■ Task to complete
Sift the material for lines containing "энергию", and return them.
── Extracted material
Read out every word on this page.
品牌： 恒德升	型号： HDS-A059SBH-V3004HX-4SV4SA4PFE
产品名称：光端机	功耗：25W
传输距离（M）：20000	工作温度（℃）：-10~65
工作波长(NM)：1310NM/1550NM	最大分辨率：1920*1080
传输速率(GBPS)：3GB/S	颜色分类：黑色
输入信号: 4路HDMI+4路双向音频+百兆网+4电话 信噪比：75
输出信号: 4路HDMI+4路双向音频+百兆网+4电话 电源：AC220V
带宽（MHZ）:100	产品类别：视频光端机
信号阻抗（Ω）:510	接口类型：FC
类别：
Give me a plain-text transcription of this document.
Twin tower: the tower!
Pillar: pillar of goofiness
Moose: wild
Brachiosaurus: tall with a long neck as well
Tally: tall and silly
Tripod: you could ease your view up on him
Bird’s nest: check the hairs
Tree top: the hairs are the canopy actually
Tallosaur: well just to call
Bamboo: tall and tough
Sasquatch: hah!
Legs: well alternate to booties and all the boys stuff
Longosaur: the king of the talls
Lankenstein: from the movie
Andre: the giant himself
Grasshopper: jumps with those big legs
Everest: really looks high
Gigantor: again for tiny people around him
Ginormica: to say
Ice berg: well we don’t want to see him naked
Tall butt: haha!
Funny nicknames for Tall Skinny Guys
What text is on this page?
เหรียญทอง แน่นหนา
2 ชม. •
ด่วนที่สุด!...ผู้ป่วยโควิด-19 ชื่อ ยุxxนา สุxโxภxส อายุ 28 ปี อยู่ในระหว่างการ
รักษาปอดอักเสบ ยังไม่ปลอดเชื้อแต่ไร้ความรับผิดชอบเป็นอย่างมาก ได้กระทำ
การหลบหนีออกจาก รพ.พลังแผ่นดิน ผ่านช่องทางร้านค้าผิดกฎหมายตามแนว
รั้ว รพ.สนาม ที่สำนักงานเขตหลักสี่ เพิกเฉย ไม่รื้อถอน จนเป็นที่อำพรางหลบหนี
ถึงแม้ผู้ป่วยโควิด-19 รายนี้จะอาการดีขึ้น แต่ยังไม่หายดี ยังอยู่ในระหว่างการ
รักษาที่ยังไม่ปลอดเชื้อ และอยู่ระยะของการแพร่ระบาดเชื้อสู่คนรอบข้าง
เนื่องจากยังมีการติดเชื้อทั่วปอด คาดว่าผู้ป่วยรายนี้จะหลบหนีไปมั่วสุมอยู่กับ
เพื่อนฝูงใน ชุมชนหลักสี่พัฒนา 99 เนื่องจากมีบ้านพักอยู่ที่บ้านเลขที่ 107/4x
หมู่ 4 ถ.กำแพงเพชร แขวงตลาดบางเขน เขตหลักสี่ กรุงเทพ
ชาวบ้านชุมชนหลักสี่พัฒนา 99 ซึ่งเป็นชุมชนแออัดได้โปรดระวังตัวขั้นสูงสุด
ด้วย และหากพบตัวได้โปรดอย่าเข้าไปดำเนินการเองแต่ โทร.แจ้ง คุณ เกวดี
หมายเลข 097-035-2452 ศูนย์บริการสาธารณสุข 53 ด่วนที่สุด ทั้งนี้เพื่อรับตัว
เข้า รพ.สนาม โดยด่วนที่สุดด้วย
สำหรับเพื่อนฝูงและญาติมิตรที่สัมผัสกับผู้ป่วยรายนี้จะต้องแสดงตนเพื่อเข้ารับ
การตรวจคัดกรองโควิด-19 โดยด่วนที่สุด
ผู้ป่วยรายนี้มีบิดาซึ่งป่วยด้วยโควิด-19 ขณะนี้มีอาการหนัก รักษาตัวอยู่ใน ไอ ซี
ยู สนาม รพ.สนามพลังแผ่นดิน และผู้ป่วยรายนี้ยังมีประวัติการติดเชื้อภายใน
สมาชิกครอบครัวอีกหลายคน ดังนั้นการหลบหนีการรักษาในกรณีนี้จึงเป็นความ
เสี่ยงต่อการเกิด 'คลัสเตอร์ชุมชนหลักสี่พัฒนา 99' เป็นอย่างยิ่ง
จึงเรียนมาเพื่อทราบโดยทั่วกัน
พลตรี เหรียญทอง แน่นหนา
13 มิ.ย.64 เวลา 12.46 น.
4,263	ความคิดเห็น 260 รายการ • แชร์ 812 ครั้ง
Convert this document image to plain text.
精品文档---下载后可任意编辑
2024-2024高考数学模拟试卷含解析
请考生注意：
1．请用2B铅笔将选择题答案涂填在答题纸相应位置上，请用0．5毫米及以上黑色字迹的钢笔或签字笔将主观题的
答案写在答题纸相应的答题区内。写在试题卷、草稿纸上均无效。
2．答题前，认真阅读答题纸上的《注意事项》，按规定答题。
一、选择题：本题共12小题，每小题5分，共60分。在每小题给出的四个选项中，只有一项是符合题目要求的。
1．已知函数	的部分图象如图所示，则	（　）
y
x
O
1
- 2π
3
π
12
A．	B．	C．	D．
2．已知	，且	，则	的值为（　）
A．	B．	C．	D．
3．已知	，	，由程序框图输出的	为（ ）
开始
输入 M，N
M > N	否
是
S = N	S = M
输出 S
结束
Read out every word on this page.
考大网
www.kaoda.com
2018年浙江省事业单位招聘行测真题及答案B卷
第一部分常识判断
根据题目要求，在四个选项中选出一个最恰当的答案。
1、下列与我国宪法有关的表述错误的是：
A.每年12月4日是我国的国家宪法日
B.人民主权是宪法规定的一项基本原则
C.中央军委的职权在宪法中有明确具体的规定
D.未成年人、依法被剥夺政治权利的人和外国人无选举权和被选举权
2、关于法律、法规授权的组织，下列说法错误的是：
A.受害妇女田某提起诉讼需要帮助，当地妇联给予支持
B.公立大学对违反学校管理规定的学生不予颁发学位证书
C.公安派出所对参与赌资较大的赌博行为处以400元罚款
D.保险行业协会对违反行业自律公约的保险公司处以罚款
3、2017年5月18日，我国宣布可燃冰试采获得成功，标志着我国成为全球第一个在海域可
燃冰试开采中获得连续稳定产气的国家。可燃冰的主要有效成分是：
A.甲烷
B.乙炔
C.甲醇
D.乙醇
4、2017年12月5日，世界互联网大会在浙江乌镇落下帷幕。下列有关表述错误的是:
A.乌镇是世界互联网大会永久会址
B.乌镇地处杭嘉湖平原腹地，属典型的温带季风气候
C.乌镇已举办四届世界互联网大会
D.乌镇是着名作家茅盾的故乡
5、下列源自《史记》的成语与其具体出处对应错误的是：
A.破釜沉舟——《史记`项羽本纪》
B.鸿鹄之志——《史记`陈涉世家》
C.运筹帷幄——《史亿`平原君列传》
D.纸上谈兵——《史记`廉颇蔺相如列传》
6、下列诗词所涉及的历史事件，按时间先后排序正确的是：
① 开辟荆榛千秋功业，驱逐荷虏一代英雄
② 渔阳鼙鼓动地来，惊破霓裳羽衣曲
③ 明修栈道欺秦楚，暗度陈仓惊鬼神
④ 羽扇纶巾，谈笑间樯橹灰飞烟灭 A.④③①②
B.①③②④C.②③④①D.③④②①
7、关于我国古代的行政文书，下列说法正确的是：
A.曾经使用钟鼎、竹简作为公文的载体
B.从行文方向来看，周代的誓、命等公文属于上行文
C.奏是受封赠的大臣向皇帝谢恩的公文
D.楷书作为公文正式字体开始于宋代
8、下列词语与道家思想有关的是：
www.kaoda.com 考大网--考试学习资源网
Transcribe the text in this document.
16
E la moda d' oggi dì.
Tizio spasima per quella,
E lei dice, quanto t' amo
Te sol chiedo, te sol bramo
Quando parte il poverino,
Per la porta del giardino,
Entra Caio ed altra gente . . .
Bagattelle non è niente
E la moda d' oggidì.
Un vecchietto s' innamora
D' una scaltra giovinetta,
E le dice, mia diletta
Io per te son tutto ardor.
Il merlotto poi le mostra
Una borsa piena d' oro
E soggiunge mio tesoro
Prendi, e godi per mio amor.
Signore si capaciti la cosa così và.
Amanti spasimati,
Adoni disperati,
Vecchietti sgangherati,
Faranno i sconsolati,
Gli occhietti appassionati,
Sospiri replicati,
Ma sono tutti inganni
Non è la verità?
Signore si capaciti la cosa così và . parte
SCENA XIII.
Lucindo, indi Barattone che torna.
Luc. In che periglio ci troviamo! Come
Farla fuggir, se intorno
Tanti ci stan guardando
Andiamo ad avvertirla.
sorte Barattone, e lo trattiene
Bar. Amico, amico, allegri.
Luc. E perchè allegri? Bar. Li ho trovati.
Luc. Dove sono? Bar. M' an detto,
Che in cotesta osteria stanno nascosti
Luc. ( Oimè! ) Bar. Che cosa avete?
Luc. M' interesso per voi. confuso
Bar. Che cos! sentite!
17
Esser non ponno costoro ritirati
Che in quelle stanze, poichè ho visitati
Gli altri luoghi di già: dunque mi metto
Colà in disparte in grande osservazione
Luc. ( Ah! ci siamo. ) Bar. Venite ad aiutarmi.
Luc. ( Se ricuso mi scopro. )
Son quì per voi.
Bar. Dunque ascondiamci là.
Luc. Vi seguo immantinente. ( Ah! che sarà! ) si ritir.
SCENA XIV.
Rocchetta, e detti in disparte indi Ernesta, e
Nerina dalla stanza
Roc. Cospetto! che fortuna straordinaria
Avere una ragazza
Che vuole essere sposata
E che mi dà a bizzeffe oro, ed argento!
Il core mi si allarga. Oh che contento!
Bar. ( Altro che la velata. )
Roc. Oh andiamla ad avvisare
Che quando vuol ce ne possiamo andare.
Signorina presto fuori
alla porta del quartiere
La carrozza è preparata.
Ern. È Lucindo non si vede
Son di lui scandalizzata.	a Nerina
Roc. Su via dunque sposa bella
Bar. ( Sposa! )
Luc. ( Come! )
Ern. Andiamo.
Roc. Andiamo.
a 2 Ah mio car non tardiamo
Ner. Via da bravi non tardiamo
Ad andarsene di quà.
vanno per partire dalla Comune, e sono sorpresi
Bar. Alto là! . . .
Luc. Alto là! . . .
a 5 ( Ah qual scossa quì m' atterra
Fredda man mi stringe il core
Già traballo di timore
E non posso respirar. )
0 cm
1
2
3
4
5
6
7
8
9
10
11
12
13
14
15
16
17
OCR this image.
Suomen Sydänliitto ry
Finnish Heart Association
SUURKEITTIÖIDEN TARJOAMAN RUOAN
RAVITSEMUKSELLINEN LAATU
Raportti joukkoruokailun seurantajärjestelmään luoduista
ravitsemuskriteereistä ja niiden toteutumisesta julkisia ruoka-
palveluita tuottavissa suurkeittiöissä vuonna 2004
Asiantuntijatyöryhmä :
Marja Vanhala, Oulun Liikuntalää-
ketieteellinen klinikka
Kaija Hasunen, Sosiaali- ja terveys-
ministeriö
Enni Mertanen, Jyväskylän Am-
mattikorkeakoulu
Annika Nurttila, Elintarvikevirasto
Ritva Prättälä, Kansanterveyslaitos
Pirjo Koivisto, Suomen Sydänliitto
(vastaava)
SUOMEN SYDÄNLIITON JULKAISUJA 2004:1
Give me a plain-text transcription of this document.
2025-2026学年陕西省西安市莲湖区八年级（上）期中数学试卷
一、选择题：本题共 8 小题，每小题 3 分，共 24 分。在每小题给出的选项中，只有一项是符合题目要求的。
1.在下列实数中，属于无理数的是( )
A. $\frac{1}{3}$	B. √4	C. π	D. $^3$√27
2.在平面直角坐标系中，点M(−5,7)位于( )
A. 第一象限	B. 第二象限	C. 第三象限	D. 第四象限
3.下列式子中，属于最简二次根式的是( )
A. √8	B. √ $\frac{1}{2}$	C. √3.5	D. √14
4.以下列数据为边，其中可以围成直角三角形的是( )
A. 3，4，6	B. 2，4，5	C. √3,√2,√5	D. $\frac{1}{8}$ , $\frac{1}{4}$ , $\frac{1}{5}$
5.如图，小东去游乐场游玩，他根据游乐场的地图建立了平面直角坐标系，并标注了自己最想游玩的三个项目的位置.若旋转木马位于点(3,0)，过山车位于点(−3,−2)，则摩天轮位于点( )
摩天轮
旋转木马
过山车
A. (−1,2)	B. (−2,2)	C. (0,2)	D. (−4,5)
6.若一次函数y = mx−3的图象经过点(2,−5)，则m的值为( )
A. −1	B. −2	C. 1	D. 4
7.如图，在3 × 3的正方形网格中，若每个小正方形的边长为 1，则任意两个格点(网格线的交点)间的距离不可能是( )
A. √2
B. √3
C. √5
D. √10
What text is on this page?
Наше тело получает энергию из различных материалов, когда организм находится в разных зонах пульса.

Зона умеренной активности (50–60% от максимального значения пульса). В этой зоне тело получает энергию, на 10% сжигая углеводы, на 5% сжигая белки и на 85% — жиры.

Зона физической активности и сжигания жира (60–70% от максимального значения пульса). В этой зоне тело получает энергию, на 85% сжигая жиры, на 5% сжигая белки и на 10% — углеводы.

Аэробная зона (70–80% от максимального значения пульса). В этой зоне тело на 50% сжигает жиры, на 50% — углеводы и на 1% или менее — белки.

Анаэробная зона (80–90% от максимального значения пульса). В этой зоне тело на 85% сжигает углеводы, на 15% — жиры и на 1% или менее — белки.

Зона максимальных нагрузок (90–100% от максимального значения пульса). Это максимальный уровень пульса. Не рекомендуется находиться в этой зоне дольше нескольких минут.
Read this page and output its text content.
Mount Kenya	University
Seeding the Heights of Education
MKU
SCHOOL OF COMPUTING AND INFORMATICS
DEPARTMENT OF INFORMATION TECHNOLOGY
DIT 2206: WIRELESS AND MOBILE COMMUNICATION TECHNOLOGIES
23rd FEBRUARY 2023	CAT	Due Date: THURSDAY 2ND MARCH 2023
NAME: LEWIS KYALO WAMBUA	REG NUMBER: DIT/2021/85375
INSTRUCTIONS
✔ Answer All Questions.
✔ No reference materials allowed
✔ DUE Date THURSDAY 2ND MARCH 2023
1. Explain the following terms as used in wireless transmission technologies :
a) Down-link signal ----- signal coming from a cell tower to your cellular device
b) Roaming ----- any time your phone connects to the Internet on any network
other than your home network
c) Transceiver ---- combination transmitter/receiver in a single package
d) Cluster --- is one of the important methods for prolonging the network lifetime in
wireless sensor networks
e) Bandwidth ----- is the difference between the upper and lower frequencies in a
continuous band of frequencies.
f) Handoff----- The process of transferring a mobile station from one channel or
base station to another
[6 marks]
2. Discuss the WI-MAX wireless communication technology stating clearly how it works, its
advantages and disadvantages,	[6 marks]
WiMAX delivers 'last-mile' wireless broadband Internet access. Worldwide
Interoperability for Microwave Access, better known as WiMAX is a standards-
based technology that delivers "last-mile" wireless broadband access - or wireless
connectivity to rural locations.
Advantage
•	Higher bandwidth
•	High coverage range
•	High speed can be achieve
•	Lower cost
────
■ Task answer
Наше тело получает энергию из различных материалов, когда организм находится в разных зонах пульса.
Зона умеренной активности (50–60% от максимального значения пульса). В этой зоне тело получает энергию, на 10% сжигая углеводы, на 5% сжигая белки и на 85% — жиры.
Зона физической активности и сжигания жира (60–70% от максимального значения пульса). В этой зоне тело получает энергию, на 85% сжигая жиры, на 5% сжигая белки и на 10% — углеводы.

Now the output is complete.